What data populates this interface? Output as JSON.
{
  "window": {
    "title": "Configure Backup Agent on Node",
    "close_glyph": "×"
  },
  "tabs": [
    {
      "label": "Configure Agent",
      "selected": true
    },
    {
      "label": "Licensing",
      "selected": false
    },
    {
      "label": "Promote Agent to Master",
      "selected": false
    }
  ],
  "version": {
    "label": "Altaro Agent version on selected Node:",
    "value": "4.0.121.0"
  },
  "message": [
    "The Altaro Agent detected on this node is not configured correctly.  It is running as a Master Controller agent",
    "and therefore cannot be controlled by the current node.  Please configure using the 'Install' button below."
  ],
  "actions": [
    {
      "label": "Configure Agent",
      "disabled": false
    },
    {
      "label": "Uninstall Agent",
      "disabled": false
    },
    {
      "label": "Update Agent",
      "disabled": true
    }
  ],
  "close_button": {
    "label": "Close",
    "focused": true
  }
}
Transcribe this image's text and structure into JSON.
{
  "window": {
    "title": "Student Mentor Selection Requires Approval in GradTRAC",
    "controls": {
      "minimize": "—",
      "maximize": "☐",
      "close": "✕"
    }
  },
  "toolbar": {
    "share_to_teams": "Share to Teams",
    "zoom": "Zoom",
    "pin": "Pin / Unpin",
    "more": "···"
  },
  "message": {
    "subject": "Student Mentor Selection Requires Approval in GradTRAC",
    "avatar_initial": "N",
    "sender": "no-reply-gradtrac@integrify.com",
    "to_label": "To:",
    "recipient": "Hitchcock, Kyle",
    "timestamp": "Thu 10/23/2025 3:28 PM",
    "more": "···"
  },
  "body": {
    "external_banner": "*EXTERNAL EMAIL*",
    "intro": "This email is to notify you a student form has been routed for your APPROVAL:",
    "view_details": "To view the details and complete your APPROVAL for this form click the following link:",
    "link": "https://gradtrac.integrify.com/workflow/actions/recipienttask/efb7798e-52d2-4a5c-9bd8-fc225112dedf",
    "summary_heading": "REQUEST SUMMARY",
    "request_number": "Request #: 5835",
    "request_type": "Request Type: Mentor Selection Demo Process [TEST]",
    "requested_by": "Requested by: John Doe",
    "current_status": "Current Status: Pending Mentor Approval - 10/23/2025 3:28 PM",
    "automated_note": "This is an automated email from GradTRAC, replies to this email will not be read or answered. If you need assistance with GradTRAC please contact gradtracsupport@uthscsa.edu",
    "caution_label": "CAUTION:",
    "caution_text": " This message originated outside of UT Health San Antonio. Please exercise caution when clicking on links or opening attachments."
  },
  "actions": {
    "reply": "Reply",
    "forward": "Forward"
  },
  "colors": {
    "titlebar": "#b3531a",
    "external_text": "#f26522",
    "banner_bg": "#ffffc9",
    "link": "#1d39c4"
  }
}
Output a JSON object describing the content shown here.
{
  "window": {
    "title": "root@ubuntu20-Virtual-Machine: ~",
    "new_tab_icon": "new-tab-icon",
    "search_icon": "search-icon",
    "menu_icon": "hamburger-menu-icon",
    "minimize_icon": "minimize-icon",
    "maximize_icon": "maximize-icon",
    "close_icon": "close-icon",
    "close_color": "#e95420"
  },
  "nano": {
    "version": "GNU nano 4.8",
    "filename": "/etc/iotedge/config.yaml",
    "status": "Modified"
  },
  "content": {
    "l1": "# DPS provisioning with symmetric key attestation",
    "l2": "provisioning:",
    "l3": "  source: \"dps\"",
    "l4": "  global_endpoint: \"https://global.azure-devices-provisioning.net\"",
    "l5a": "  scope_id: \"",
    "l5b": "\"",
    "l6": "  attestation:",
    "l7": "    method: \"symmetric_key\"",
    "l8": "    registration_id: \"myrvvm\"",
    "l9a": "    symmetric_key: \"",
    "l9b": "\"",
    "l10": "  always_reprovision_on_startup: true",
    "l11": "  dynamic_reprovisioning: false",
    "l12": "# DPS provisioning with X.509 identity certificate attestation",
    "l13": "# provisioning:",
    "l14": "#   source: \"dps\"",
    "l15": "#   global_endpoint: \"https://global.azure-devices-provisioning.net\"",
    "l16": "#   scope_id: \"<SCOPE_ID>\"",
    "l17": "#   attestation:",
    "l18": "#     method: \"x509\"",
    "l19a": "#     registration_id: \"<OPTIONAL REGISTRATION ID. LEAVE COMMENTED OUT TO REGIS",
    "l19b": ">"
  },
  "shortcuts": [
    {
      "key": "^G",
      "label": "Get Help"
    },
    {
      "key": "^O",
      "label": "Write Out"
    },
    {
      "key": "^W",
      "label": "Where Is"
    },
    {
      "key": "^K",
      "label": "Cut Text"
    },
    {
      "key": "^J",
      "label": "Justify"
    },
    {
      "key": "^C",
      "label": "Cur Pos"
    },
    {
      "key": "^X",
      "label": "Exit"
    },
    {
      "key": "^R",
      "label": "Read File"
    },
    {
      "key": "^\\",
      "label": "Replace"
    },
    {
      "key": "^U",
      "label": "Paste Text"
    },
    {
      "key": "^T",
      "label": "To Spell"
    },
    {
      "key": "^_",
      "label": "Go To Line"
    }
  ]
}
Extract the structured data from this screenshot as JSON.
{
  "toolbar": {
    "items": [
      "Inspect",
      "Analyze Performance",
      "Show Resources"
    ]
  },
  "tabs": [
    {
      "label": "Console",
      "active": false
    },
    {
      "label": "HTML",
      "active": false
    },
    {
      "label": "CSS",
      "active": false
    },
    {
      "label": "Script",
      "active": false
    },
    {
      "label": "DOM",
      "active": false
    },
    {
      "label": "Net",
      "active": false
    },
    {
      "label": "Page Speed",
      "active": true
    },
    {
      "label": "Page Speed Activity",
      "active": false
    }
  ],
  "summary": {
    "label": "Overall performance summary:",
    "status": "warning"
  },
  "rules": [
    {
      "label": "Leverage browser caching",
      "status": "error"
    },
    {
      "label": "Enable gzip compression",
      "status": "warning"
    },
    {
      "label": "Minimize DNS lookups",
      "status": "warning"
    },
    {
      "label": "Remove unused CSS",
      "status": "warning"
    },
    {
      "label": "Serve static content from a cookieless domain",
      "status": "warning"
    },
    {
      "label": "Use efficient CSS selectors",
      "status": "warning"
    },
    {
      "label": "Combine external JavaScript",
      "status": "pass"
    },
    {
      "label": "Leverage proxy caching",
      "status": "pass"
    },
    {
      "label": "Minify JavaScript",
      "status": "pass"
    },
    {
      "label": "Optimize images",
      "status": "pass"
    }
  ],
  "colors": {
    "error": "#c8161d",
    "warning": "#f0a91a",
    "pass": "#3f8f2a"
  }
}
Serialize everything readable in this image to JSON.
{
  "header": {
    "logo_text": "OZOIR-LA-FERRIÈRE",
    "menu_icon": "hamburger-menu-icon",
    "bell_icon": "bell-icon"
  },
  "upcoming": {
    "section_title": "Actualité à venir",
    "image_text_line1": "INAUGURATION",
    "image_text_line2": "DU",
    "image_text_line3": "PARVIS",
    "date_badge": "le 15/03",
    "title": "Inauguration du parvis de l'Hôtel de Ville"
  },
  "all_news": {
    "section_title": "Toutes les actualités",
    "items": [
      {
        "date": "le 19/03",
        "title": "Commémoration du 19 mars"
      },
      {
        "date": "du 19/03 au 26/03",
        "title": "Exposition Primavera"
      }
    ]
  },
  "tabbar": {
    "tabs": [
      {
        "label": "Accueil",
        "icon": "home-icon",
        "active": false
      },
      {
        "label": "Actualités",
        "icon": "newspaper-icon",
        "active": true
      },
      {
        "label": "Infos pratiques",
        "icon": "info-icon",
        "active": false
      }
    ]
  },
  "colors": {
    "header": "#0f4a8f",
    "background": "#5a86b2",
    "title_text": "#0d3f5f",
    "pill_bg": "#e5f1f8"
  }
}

▶ Your objective
Repeat each of the entries above precisely as given.

▶ Response below
What data populates this interface? Output as JSON.
{
  "window": {
    "title": "Configure Backup Agent on Node",
    "close_glyph": "×"
  },
  "tabs": [
    {
      "label": "Configure Agent",
      "selected": true
    },
    {
      "label": "Licensing",
      "selected": false
    },
    {
      "label": "Promote Agent to Master",
      "selected": false
    }
  ],
  "version": {
    "label": "Altaro Agent version on selected Node:",
    "value": "4.0.121.0"
  },
  "message": [
    "The Altaro Agent detected on this node is not configured correctly.  It is running as a Master Controller agent",
    "and therefore cannot be controlled by the current node.  Please configure using the 'Install' button below."
  ],
  "actions": [
    {
      "label": "Configure Agent",
      "disabled": false
    },
    {
      "label": "Uninstall Agent",
      "disabled": false
    },
    {
      "label": "Update Agent",
      "disabled": true
    }
  ],
  "close_button": {
    "label": "Close",
    "focused": true
  }
}
Transcribe this image's text and structure into JSON.
{
  "window": {
    "title": "Student Mentor Selection Requires Approval in GradTRAC",
    "controls": {
      "minimize": "—",
      "maximize": "☐",
      "close": "✕"
    }
  },
  "toolbar": {
    "share_to_teams": "Share to Teams",
    "zoom": "Zoom",
    "pin": "Pin / Unpin",
    "more": "···"
  },
  "message": {
    "subject": "Student Mentor Selection Requires Approval in GradTRAC",
    "avatar_initial": "N",
    "sender": "no-reply-gradtrac@integrify.com",
    "to_label": "To:",
    "recipient": "Hitchcock, Kyle",
    "timestamp": "Thu 10/23/2025 3:28 PM",
    "more": "···"
  },
  "body": {
    "external_banner": "*EXTERNAL EMAIL*",
    "intro": "This email is to notify you a student form has been routed for your APPROVAL:",
    "view_details": "To view the details and complete your APPROVAL for this form click the following link:",
    "link": "https://gradtrac.integrify.com/workflow/actions/recipienttask/efb7798e-52d2-4a5c-9bd8-fc225112dedf",
    "summary_heading": "REQUEST SUMMARY",
    "request_number": "Request #: 5835",
    "request_type": "Request Type: Mentor Selection Demo Process [TEST]",
    "requested_by": "Requested by: John Doe",
    "current_status": "Current Status: Pending Mentor Approval - 10/23/2025 3:28 PM",
    "automated_note": "This is an automated email from GradTRAC, replies to this email will not be read or answered. If you need assistance with GradTRAC please contact gradtracsupport@uthscsa.edu",
    "caution_label": "CAUTION:",
    "caution_text": " This message originated outside of UT Health San Antonio. Please exercise caution when clicking on links or opening attachments."
  },
  "actions": {
    "reply": "Reply",
    "forward": "Forward"
  },
  "colors": {
    "titlebar": "#b3531a",
    "external_text": "#f26522",
    "banner_bg": "#ffffc9",
    "link": "#1d39c4"
  }
}
Output a JSON object describing the content shown here.
{
  "window": {
    "title": "root@ubuntu20-Virtual-Machine: ~",
    "new_tab_icon": "new-tab-icon",
    "search_icon": "search-icon",
    "menu_icon": "hamburger-menu-icon",
    "minimize_icon": "minimize-icon",
    "maximize_icon": "maximize-icon",
    "close_icon": "close-icon",
    "close_color": "#e95420"
  },
  "nano": {
    "version": "GNU nano 4.8",
    "filename": "/etc/iotedge/config.yaml",
    "status": "Modified"
  },
  "content": {
    "l1": "# DPS provisioning with symmetric key attestation",
    "l2": "provisioning:",
    "l3": "  source: \"dps\"",
    "l4": "  global_endpoint: \"https://global.azure-devices-provisioning.net\"",
    "l5a": "  scope_id: \"",
    "l5b": "\"",
    "l6": "  attestation:",
    "l7": "    method: \"symmetric_key\"",
    "l8": "    registration_id: \"myrvvm\"",
    "l9a": "    symmetric_key: \"",
    "l9b": "\"",
    "l10": "  always_reprovision_on_startup: true",
    "l11": "  dynamic_reprovisioning: false",
    "l12": "# DPS provisioning with X.509 identity certificate attestation",
    "l13": "# provisioning:",
    "l14": "#   source: \"dps\"",
    "l15": "#   global_endpoint: \"https://global.azure-devices-provisioning.net\"",
    "l16": "#   scope_id: \"<SCOPE_ID>\"",
    "l17": "#   attestation:",
    "l18": "#     method: \"x509\"",
    "l19a": "#     registration_id: \"<OPTIONAL REGISTRATION ID. LEAVE COMMENTED OUT TO REGIS",
    "l19b": ">"
  },
  "shortcuts": [
    {
      "key": "^G",
      "label": "Get Help"
    },
    {
      "key": "^O",
      "label": "Write Out"
    },
    {
      "key": "^W",
      "label": "Where Is"
    },
    {
      "key": "^K",
      "label": "Cut Text"
    },
    {
      "key": "^J",
      "label": "Justify"
    },
    {
      "key": "^C",
      "label": "Cur Pos"
    },
    {
      "key": "^X",
      "label": "Exit"
    },
    {
      "key": "^R",
      "label": "Read File"
    },
    {
      "key": "^\\",
      "label": "Replace"
    },
    {
      "key": "^U",
      "label": "Paste Text"
    },
    {
      "key": "^T",
      "label": "To Spell"
    },
    {
      "key": "^_",
      "label": "Go To Line"
    }
  ]
}
Extract the structured data from this screenshot as JSON.
{
  "toolbar": {
    "items": [
      "Inspect",
      "Analyze Performance",
      "Show Resources"
    ]
  },
  "tabs": [
    {
      "label": "Console",
      "active": false
    },
    {
      "label": "HTML",
      "active": false
    },
    {
      "label": "CSS",
      "active": false
    },
    {
      "label": "Script",
      "active": false
    },
    {
      "label": "DOM",
      "active": false
    },
    {
      "label": "Net",
      "active": false
    },
    {
      "label": "Page Speed",
      "active": true
    },
    {
      "label": "Page Speed Activity",
      "active": false
    }
  ],
  "summary": {
    "label": "Overall performance summary:",
    "status": "warning"
  },
  "rules": [
    {
      "label": "Leverage browser caching",
      "status": "error"
    },
    {
      "label": "Enable gzip compression",
      "status": "warning"
    },
    {
      "label": "Minimize DNS lookups",
      "status": "warning"
    },
    {
      "label": "Remove unused CSS",
      "status": "warning"
    },
    {
      "label": "Serve static content from a cookieless domain",
      "status": "warning"
    },
    {
      "label": "Use efficient CSS selectors",
      "status": "warning"
    },
    {
      "label": "Combine external JavaScript",
      "status": "pass"
    },
    {
      "label": "Leverage proxy caching",
      "status": "pass"
    },
    {
      "label": "Minify JavaScript",
      "status": "pass"
    },
    {
      "label": "Optimize images",
      "status": "pass"
    }
  ],
  "colors": {
    "error": "#c8161d",
    "warning": "#f0a91a",
    "pass": "#3f8f2a"
  }
}
Serialize everything readable in this image to JSON.
{
  "header": {
    "logo_text": "OZOIR-LA-FERRIÈRE",
    "menu_icon": "hamburger-menu-icon",
    "bell_icon": "bell-icon"
  },
  "upcoming": {
    "section_title": "Actualité à venir",
    "image_text_line1": "INAUGURATION",
    "image_text_line2": "DU",
    "image_text_line3": "PARVIS",
    "date_badge": "le 15/03",
    "title": "Inauguration du parvis de l'Hôtel de Ville"
  },
  "all_news": {
    "section_title": "Toutes les actualités",
    "items": [
      {
        "date": "le 19/03",
        "title": "Commémoration du 19 mars"
      },
      {
        "date": "du 19/03 au 26/03",
        "title": "Exposition Primavera"
      }
    ]
  },
  "tabbar": {
    "tabs": [
      {
        "label": "Accueil",
        "icon": "home-icon",
        "active": false
      },
      {
        "label": "Actualités",
        "icon": "newspaper-icon",
        "active": true
      },
      {
        "label": "Infos pratiques",
        "icon": "info-icon",
        "active": false
      }
    ]
  },
  "colors": {
    "header": "#0f4a8f",
    "background": "#5a86b2",
    "title_text": "#0d3f5f",
    "pill_bg": "#e5f1f8"
  }
}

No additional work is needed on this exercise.